SET EXERCISE
Reproduce the material verbatim, from its opening line through the line containing "data-label-box bbox=[109, 273, 177, 311]", including both of those lines, and output nothing else.

DATASET EXTRACT
-*-
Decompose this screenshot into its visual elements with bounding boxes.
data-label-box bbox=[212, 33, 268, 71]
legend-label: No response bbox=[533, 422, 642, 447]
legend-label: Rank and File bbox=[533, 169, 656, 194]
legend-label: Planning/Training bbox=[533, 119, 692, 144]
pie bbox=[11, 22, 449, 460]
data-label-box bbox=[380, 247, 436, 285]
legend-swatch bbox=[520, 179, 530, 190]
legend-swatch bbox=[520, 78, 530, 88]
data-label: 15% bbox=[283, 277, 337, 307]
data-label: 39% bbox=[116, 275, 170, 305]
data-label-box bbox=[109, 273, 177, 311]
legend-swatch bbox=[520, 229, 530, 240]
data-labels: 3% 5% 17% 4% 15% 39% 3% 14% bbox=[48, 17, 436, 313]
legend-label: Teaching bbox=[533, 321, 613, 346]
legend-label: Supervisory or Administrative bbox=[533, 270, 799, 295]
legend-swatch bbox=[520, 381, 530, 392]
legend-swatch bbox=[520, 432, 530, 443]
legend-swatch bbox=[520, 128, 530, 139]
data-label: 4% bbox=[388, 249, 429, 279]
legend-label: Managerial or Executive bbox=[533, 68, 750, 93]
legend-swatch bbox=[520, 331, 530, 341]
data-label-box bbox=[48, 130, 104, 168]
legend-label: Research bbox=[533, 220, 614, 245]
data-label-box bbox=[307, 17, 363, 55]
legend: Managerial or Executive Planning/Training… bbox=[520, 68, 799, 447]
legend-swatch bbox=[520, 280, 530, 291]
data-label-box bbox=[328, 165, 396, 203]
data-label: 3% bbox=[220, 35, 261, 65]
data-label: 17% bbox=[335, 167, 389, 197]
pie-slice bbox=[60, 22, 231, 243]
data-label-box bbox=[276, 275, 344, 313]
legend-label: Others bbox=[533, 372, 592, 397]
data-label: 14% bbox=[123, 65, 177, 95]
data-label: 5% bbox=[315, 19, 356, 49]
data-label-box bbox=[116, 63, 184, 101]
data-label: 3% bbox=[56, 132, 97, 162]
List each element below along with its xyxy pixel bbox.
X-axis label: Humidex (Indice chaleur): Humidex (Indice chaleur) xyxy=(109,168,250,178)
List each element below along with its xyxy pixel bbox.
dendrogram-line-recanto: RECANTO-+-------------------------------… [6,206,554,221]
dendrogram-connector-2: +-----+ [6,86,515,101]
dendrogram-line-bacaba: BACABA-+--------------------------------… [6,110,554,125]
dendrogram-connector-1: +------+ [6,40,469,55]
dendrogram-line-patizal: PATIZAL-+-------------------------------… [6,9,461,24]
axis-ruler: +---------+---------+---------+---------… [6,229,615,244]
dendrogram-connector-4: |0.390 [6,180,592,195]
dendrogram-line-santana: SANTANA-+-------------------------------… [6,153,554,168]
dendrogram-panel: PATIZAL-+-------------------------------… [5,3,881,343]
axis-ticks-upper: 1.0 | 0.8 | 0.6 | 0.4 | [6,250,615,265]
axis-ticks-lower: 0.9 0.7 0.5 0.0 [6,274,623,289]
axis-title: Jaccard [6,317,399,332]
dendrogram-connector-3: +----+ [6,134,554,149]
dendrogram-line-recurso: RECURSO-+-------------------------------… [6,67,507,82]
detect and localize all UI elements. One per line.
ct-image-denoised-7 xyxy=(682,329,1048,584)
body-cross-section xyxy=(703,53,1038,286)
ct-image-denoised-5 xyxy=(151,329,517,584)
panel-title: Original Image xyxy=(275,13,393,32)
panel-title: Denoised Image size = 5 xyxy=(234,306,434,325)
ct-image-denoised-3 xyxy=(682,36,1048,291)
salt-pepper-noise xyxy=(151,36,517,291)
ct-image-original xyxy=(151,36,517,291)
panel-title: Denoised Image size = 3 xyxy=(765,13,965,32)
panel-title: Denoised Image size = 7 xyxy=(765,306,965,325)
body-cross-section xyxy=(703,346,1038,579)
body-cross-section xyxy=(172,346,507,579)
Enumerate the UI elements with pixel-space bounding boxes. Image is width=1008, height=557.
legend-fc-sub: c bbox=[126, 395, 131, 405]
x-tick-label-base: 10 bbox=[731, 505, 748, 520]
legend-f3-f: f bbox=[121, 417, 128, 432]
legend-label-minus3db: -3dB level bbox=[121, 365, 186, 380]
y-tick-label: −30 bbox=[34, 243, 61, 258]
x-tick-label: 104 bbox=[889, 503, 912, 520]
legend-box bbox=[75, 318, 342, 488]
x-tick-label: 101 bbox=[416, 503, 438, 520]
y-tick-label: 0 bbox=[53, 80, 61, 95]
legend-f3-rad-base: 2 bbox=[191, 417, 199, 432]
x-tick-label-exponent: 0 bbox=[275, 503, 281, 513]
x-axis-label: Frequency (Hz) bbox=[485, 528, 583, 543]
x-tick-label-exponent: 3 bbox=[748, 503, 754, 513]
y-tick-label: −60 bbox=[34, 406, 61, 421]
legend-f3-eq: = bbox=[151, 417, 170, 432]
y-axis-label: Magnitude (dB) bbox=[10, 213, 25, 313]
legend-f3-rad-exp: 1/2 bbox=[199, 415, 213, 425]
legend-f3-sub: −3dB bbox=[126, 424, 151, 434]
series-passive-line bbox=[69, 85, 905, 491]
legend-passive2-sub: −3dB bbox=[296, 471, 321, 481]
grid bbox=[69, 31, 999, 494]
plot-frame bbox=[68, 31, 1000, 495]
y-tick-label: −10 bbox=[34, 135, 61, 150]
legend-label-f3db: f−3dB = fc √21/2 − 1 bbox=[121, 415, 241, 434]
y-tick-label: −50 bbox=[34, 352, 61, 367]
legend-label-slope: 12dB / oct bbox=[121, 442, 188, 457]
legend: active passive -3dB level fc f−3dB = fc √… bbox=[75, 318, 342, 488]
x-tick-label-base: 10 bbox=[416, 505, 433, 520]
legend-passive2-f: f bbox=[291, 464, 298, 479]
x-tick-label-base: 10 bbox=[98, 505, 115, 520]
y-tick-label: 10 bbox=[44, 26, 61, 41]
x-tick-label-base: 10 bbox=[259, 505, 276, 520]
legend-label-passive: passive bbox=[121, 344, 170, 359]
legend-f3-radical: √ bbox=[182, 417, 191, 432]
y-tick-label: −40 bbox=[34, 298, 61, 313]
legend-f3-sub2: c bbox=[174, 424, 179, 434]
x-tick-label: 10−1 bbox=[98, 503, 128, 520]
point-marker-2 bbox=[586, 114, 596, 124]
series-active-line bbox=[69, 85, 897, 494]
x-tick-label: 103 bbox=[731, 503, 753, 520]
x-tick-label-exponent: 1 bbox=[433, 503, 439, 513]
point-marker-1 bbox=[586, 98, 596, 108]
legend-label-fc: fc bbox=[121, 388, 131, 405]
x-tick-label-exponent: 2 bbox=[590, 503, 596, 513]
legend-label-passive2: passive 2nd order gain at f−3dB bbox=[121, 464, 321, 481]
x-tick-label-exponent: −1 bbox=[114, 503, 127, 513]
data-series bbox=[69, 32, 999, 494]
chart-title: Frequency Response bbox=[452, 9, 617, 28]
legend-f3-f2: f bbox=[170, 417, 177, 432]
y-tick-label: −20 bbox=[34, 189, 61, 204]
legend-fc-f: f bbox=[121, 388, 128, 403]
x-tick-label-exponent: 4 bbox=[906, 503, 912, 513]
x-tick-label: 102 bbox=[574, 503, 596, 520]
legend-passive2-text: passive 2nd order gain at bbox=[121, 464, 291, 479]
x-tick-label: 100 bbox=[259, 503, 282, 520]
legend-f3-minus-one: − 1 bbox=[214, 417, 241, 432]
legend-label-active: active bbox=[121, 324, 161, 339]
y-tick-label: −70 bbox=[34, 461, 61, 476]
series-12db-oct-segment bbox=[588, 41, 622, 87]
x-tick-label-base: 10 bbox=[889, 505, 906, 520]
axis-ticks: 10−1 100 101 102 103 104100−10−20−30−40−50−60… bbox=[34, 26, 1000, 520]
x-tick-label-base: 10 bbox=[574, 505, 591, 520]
-*-
EXERCISE RESULT
Decompose this screenshot into its visual elements with bounding boxes.
data-label-box bbox=[212, 33, 268, 71]
legend-label: No response bbox=[533, 422, 642, 447]
legend-label: Rank and File bbox=[533, 169, 656, 194]
legend-label: Planning/Training bbox=[533, 119, 692, 144]
pie bbox=[11, 22, 449, 460]
data-label-box bbox=[380, 247, 436, 285]
legend-swatch bbox=[520, 179, 530, 190]
legend-swatch bbox=[520, 78, 530, 88]
data-label: 15% bbox=[283, 277, 337, 307]
data-label: 39% bbox=[116, 275, 170, 305]
data-label-box bbox=[109, 273, 177, 311]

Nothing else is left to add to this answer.